● Written task: Write out the complete material exactly as it stands.

======

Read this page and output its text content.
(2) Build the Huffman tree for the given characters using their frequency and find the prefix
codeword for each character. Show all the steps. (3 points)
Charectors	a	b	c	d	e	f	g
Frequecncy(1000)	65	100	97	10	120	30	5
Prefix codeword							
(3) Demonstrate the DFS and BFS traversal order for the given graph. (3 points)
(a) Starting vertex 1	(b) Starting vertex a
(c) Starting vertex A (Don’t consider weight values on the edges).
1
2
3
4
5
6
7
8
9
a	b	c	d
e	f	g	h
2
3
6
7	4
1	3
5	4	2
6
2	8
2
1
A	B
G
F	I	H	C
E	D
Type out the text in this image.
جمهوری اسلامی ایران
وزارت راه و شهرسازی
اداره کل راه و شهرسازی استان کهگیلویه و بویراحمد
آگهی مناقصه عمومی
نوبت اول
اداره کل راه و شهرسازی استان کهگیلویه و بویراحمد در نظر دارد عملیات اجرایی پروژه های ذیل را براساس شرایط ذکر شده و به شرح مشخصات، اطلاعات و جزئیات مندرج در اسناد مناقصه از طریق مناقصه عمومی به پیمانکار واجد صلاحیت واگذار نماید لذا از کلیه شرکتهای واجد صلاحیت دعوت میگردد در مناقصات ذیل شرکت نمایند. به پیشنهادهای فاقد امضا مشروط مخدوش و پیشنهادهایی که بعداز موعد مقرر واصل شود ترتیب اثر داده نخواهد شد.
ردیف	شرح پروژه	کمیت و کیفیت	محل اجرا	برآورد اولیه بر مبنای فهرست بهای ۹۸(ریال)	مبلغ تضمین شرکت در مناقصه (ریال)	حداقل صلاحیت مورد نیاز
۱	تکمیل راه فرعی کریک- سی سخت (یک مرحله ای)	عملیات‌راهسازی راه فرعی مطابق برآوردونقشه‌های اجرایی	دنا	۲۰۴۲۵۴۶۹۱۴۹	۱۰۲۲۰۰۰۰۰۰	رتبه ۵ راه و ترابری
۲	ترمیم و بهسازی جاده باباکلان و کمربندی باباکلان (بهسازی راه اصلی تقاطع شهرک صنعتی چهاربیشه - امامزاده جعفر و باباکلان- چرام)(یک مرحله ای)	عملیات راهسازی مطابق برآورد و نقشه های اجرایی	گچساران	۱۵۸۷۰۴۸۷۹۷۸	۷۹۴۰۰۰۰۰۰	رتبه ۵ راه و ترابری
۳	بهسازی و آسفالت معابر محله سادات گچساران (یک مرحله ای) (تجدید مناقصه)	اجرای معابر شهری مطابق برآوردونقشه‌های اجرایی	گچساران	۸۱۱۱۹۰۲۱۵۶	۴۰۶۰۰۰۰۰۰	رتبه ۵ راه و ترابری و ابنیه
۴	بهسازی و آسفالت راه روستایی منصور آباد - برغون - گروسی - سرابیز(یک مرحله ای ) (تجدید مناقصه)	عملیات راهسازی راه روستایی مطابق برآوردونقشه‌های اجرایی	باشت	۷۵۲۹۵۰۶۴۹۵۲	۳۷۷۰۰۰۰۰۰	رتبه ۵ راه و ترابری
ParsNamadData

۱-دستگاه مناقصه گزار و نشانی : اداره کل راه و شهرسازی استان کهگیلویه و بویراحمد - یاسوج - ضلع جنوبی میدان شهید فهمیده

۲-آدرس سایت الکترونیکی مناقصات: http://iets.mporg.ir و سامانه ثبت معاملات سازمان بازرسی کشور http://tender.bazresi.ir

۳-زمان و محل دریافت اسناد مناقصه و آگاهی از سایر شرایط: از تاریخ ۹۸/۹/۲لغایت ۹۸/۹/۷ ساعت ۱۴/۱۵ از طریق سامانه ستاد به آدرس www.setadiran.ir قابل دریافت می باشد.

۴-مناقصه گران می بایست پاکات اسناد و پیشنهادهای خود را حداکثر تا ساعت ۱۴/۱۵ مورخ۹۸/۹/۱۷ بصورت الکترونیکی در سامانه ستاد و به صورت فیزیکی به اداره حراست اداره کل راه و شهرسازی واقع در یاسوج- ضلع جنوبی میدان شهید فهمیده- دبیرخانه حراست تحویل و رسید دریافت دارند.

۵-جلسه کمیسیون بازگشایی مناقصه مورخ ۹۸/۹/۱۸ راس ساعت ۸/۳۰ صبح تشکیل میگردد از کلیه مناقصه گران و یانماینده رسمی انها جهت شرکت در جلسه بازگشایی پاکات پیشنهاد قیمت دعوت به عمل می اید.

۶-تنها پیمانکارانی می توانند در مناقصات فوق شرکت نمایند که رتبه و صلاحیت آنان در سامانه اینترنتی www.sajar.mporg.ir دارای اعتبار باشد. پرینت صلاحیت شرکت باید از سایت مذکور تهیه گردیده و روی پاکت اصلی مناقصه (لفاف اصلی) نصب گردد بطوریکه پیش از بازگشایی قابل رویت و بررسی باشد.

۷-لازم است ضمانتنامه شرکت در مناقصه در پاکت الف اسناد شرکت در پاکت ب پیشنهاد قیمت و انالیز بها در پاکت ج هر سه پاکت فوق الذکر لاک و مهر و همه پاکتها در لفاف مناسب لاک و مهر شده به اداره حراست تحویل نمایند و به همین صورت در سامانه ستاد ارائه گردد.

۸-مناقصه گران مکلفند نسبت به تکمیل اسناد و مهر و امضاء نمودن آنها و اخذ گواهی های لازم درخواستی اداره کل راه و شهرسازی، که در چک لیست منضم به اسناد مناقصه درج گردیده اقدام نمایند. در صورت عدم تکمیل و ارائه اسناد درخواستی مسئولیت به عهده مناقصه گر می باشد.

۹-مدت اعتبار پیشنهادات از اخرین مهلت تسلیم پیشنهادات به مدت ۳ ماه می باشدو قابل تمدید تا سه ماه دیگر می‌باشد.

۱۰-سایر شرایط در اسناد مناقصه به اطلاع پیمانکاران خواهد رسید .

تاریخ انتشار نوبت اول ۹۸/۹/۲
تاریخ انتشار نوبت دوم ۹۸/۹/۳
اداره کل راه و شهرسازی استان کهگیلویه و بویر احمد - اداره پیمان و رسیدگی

======

● Result of the exercise:
Read this page and output its text content.
(2) Build the Huffman tree for the given characters using their frequency and find the prefix
codeword for each character. Show all the steps. (3 points)
Charectors	a	b	c	d	e	f	g
Frequecncy(1000)	65	100	97	10	120	30	5
Prefix codeword							
(3) Demonstrate the DFS and BFS traversal order for the given graph. (3 points)
(a) Starting vertex 1	(b) Starting vertex a
(c) Starting vertex A (Don’t consider weight values on the edges).
1
2
3
4
5
6
7
8
9
a	b	c	d
e	f	g	h
2
3
6
7	4
1	3
5	4	2
6
2	8
2
1
A	B
G
F	I	H	C
E	D
Type out the text in this image.
جمهوری اسلامی ایران
وزارت راه و شهرسازی
اداره کل راه و شهرسازی استان کهگیلویه و بویراحمد
آگهی مناقصه عمومی
نوبت اول
اداره کل راه و شهرسازی استان کهگیلویه و بویراحمد در نظر دارد عملیات اجرایی پروژه های ذیل را براساس شرایط ذکر شده و به شرح مشخصات، اطلاعات و جزئیات مندرج در اسناد مناقصه از طریق مناقصه عمومی به پیمانکار واجد صلاحیت واگذار نماید لذا از کلیه شرکتهای واجد صلاحیت دعوت میگردد در مناقصات ذیل شرکت نمایند. به پیشنهادهای فاقد امضا مشروط مخدوش و پیشنهادهایی که بعداز موعد مقرر واصل شود ترتیب اثر داده نخواهد شد.
ردیف	شرح پروژه	کمیت و کیفیت	محل اجرا	برآورد اولیه بر مبنای فهرست بهای ۹۸(ریال)	مبلغ تضمین شرکت در مناقصه (ریال)	حداقل صلاحیت مورد نیاز
۱	تکمیل راه فرعی کریک- سی سخت (یک مرحله ای)	عملیات‌راهسازی راه فرعی مطابق برآوردونقشه‌های اجرایی	دنا	۲۰۴۲۵۴۶۹۱۴۹	۱۰۲۲۰۰۰۰۰۰	رتبه ۵ راه و ترابری
۲	ترمیم و بهسازی جاده باباکلان و کمربندی باباکلان (بهسازی راه اصلی تقاطع شهرک صنعتی چهاربیشه - امامزاده جعفر و باباکلان- چرام)(یک مرحله ای)	عملیات راهسازی مطابق برآورد و نقشه های اجرایی	گچساران	۱۵۸۷۰۴۸۷۹۷۸	۷۹۴۰۰۰۰۰۰	رتبه ۵ راه و ترابری
۳	بهسازی و آسفالت معابر محله سادات گچساران (یک مرحله ای) (تجدید مناقصه)	اجرای معابر شهری مطابق برآوردونقشه‌های اجرایی	گچساران	۸۱۱۱۹۰۲۱۵۶	۴۰۶۰۰۰۰۰۰	رتبه ۵ راه و ترابری و ابنیه
۴	بهسازی و آسفالت راه روستایی منصور آباد - برغون - گروسی - سرابیز(یک مرحله ای ) (تجدید مناقصه)	عملیات راهسازی راه روستایی مطابق برآوردونقشه‌های اجرایی	باشت	۷۵۲۹۵۰۶۴۹۵۲	۳۷۷۰۰۰۰۰۰	رتبه ۵ راه و ترابری
ParsNamadData

۱-دستگاه مناقصه گزار و نشانی : اداره کل راه و شهرسازی استان کهگیلویه و بویراحمد - یاسوج - ضلع جنوبی میدان شهید فهمیده

۲-آدرس سایت الکترونیکی مناقصات: http://iets.mporg.ir و سامانه ثبت معاملات سازمان بازرسی کشور http://tender.bazresi.ir

۳-زمان و محل دریافت اسناد مناقصه و آگاهی از سایر شرایط: از تاریخ ۹۸/۹/۲لغایت ۹۸/۹/۷ ساعت ۱۴/۱۵ از طریق سامانه ستاد به آدرس www.setadiran.ir قابل دریافت می باشد.

۴-مناقصه گران می بایست پاکات اسناد و پیشنهادهای خود را حداکثر تا ساعت ۱۴/۱۵ مورخ۹۸/۹/۱۷ بصورت الکترونیکی در سامانه ستاد و به صورت فیزیکی به اداره حراست اداره کل راه و شهرسازی واقع در یاسوج- ضلع جنوبی میدان شهید فهمیده- دبیرخانه حراست تحویل و رسید دریافت دارند.

۵-جلسه کمیسیون بازگشایی مناقصه مورخ ۹۸/۹/۱۸ راس ساعت ۸/۳۰ صبح تشکیل میگردد از کلیه مناقصه گران و یانماینده رسمی انها جهت شرکت در جلسه بازگشایی پاکات پیشنهاد قیمت دعوت به عمل می اید.

۶-تنها پیمانکارانی می توانند در مناقصات فوق شرکت نمایند که رتبه و صلاحیت آنان در سامانه اینترنتی www.sajar.mporg.ir دارای اعتبار باشد. پرینت صلاحیت شرکت باید از سایت مذکور تهیه گردیده و روی پاکت اصلی مناقصه (لفاف اصلی) نصب گردد بطوریکه پیش از بازگشایی قابل رویت و بررسی باشد.

۷-لازم است ضمانتنامه شرکت در مناقصه در پاکت الف اسناد شرکت در پاکت ب پیشنهاد قیمت و انالیز بها در پاکت ج هر سه پاکت فوق الذکر لاک و مهر و همه پاکتها در لفاف مناسب لاک و مهر شده به اداره حراست تحویل نمایند و به همین صورت در سامانه ستاد ارائه گردد.

۸-مناقصه گران مکلفند نسبت به تکمیل اسناد و مهر و امضاء نمودن آنها و اخذ گواهی های لازم درخواستی اداره کل راه و شهرسازی، که در چک لیست منضم به اسناد مناقصه درج گردیده اقدام نمایند. در صورت عدم تکمیل و ارائه اسناد درخواستی مسئولیت به عهده مناقصه گر می باشد.

۹-مدت اعتبار پیشنهادات از اخرین مهلت تسلیم پیشنهادات به مدت ۳ ماه می باشدو قابل تمدید تا سه ماه دیگر می‌باشد.

۱۰-سایر شرایط در اسناد مناقصه به اطلاع پیمانکاران خواهد رسید .

تاریخ انتشار نوبت اول ۹۸/۹/۲
تاریخ انتشار نوبت دوم ۹۸/۹/۳
اداره کل راه و شهرسازی استان کهگیلویه و بویر احمد - اداره پیمان و رسیدگی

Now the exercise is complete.